__EXERCISE BRIEF__
Your task is to print every entry below exactly as given.
#### RECORDS PROVIDED ####
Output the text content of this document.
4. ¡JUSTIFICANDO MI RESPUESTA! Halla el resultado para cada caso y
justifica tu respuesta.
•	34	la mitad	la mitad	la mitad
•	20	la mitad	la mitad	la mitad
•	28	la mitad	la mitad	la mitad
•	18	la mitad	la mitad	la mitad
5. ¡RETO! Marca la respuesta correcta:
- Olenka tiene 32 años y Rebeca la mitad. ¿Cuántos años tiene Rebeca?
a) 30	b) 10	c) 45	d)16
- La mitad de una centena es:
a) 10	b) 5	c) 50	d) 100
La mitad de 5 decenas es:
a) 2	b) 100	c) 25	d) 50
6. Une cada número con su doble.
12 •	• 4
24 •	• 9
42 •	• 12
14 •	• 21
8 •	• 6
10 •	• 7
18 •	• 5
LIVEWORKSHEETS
####
__SOLUTION FOR THIS EXERCISE__
Output the text content of this document.
4. ¡JUSTIFICANDO MI RESPUESTA! Halla el resultado para cada caso y
justifica tu respuesta.
•	34	la mitad	la mitad	la mitad
•	20	la mitad	la mitad	la mitad
•	28	la mitad	la mitad	la mitad
•	18	la mitad	la mitad	la mitad
5. ¡RETO! Marca la respuesta correcta:
- Olenka tiene 32 años y Rebeca la mitad. ¿Cuántos años tiene Rebeca?
a) 30	b) 10	c) 45	d)16
- La mitad de una centena es:
a) 10	b) 5	c) 50	d) 100
La mitad de 5 decenas es:
a) 2	b) 100	c) 25	d) 50
6. Une cada número con su doble.
12 •	• 4
24 •	• 9
42 •	• 12
14 •	• 21
8 •	• 6
10 •	• 7
18 •	• 5
LIVEWORKSHEETS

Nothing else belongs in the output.